Dataset entries:
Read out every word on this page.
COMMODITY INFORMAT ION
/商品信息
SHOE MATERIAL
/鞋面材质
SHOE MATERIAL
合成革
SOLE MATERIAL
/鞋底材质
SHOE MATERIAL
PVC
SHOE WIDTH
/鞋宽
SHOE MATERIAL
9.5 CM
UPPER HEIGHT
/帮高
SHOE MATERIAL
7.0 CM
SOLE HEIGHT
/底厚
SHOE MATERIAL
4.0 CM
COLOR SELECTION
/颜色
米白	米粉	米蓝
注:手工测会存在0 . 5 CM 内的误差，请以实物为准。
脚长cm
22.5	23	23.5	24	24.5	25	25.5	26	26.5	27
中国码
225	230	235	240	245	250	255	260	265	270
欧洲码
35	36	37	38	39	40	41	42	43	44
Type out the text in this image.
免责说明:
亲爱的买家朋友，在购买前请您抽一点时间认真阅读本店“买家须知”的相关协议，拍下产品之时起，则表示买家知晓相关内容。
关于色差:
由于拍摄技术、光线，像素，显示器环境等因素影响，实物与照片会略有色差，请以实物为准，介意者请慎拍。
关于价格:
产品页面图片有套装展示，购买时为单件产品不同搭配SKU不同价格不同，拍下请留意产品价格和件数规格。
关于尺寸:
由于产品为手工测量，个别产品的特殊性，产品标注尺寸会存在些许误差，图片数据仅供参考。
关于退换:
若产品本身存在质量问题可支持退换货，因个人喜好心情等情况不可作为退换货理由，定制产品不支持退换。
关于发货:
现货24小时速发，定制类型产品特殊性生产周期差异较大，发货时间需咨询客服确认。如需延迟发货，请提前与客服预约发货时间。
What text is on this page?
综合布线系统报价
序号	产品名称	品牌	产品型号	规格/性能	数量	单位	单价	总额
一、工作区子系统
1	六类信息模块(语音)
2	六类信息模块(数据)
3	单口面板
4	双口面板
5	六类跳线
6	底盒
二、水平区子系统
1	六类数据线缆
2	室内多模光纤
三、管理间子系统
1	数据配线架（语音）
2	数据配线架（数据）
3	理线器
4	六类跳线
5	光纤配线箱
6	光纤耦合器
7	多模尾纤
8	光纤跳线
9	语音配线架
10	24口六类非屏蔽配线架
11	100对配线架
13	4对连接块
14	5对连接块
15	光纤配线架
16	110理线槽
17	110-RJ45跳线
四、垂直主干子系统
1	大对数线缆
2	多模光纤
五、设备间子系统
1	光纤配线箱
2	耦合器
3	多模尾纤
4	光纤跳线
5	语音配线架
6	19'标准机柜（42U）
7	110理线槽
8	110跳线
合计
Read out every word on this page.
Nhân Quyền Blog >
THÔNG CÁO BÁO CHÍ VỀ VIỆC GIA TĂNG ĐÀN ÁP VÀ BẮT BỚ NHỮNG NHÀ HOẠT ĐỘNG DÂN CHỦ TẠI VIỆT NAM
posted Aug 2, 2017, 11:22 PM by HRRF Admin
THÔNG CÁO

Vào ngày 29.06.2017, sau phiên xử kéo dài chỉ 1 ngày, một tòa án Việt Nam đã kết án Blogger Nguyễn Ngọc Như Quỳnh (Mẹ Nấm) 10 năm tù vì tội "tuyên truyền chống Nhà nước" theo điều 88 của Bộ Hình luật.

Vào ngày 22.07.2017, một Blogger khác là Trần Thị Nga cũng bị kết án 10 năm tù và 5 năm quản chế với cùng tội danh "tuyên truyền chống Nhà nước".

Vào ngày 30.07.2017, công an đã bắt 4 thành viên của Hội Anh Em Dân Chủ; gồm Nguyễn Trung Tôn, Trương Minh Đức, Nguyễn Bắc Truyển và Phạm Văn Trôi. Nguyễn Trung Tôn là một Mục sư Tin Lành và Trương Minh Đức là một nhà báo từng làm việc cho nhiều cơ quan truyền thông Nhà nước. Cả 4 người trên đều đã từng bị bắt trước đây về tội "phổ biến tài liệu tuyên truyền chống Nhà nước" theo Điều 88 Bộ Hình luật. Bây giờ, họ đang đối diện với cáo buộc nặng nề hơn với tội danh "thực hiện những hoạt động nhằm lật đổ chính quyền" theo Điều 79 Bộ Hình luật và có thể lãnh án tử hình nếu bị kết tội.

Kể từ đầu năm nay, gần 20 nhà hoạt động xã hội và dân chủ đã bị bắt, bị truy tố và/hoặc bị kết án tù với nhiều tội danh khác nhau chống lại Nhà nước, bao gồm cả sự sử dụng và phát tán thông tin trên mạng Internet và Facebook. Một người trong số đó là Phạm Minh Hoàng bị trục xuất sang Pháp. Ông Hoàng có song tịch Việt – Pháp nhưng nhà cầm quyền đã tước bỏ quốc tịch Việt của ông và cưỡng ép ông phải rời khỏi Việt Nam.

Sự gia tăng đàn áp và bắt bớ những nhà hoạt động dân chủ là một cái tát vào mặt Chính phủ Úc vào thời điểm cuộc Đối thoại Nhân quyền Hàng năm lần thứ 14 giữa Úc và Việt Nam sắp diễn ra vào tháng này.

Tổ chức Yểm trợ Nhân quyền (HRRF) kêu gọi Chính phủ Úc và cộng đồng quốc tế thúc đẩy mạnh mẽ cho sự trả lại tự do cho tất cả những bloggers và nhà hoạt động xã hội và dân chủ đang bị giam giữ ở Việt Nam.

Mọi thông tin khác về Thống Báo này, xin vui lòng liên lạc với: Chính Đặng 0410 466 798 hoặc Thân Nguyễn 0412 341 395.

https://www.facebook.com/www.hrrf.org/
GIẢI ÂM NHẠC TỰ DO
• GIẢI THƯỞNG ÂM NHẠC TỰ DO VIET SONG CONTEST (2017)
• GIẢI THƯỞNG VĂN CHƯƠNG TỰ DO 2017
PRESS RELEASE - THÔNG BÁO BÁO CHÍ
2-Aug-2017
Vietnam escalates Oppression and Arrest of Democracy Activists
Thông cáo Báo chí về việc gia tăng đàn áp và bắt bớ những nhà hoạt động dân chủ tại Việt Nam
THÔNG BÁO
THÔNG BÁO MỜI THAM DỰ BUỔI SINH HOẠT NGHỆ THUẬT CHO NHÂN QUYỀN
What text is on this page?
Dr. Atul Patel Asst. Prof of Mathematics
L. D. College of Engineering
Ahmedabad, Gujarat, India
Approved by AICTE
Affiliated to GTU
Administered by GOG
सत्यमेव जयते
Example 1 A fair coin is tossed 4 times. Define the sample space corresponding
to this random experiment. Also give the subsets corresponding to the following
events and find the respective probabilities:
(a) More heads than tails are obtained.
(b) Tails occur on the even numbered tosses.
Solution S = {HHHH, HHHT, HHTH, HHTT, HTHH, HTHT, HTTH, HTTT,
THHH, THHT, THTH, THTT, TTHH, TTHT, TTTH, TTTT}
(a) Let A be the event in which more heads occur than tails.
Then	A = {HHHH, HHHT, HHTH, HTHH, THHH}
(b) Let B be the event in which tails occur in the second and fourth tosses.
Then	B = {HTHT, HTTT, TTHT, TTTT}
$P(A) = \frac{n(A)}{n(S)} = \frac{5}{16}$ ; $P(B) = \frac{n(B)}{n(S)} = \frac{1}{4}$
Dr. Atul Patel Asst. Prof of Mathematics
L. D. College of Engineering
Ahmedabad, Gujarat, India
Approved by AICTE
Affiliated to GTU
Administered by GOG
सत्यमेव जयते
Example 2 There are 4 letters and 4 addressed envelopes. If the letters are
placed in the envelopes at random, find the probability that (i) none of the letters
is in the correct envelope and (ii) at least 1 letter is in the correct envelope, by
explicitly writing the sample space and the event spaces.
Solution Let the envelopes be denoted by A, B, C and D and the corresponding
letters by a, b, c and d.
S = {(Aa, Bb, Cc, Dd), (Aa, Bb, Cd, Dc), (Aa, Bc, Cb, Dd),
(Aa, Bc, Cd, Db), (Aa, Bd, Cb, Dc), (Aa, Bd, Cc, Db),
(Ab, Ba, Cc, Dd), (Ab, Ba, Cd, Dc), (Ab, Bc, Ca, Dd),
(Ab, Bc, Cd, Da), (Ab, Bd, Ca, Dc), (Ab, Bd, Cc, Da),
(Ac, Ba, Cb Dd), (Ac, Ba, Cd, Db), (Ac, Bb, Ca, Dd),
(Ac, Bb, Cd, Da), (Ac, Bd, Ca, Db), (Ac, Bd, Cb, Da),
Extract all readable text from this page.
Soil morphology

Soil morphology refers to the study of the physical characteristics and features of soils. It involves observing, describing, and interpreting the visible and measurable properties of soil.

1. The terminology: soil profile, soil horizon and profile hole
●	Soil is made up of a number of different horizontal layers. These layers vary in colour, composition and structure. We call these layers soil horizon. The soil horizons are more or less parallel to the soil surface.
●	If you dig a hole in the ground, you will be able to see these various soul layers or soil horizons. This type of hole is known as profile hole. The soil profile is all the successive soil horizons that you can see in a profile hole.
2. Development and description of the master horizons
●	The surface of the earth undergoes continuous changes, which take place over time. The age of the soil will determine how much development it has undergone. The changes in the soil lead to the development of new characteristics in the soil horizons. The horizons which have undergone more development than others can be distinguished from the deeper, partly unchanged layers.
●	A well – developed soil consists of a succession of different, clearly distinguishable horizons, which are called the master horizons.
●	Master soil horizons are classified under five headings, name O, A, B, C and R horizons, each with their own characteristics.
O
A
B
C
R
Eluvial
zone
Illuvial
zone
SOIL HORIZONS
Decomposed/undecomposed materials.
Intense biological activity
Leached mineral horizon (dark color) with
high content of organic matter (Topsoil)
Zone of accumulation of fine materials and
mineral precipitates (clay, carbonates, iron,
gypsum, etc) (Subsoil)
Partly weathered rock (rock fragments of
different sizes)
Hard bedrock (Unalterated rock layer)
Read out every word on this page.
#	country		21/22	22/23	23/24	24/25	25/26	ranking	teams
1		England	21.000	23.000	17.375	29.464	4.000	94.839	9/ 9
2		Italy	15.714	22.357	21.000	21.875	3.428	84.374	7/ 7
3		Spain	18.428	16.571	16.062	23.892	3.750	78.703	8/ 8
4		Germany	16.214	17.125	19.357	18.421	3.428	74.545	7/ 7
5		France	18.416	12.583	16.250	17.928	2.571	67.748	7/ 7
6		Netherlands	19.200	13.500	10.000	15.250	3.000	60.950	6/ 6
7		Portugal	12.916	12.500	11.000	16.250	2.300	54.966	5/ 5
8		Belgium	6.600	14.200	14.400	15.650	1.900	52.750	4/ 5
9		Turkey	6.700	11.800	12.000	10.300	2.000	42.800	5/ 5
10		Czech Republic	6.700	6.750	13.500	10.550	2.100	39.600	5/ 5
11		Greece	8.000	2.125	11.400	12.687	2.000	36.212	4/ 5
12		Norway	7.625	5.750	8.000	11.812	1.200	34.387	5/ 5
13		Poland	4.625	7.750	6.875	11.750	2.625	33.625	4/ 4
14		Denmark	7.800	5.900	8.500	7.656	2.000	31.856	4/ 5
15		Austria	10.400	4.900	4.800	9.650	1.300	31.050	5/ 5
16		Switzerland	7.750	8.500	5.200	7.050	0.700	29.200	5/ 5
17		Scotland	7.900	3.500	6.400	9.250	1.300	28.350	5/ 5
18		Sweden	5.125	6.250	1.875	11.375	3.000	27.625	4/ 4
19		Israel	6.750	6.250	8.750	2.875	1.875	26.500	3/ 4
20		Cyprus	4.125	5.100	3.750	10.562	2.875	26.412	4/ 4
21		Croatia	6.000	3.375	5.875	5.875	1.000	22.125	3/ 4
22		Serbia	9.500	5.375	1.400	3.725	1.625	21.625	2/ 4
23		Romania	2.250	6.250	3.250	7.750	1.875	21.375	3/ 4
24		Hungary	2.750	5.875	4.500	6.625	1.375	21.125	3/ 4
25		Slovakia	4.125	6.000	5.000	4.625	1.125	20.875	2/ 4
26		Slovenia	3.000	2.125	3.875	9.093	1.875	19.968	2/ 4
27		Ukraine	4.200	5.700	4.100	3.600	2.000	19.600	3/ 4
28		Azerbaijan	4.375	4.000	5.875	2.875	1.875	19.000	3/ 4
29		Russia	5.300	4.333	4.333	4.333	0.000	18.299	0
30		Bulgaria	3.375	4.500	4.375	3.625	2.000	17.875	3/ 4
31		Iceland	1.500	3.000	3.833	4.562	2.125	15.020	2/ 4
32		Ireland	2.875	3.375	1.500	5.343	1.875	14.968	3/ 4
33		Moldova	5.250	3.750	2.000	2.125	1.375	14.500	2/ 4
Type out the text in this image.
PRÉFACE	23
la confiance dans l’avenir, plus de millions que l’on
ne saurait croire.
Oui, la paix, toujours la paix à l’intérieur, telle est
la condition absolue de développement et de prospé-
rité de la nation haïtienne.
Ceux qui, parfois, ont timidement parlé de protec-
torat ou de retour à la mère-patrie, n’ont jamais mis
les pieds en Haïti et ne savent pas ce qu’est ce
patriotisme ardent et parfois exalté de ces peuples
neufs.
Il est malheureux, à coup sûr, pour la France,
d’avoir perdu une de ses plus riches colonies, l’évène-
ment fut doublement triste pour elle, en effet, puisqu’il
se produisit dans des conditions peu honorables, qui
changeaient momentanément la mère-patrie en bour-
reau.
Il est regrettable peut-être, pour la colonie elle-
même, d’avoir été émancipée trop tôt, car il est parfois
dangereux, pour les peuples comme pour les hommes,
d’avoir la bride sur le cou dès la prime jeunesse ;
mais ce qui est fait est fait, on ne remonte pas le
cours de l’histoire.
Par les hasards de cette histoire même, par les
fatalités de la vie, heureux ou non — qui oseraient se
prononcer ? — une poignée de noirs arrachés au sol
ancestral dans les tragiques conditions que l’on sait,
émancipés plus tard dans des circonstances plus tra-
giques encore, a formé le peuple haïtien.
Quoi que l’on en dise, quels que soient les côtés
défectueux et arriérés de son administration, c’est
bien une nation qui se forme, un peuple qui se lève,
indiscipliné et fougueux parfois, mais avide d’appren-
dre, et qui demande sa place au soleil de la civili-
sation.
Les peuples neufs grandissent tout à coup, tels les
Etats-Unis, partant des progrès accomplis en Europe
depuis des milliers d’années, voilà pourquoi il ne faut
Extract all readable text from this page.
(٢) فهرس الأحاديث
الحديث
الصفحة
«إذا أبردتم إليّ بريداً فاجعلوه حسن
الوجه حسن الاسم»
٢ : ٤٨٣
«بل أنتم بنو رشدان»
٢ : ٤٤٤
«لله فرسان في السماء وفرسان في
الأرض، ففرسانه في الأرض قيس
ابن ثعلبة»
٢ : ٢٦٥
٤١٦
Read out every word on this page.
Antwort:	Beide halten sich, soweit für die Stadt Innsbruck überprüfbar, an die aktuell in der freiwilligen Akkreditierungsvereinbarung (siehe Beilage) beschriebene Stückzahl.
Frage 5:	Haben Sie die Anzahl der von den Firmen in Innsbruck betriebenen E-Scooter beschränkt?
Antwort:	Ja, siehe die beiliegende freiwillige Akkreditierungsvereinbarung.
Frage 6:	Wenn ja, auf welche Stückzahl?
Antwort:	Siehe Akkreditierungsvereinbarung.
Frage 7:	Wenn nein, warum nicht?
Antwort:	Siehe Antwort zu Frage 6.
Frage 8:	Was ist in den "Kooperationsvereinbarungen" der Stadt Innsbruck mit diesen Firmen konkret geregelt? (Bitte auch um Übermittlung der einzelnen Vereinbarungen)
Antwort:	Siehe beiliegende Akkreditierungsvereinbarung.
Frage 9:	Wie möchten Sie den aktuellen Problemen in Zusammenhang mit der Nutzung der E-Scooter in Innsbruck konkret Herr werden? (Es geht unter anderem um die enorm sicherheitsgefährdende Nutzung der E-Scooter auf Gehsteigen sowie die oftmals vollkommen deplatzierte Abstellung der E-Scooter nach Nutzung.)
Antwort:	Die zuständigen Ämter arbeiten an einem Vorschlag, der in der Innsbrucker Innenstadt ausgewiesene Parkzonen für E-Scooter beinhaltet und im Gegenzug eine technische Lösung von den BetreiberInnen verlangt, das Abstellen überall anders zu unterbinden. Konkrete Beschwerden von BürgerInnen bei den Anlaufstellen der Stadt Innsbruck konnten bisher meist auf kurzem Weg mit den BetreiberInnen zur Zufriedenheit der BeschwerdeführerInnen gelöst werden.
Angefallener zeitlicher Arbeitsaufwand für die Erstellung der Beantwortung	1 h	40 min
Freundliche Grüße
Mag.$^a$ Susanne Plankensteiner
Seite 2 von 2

GOAL OF THE EXERCISE: Gather each line of the listing containing the word "France" and show it.

FINISHED EXERCISE:
5		France	18.416	12.583	16.250	17.928	2.571	67.748	7/ 7
Il est malheureux, à coup sûr, pour la France,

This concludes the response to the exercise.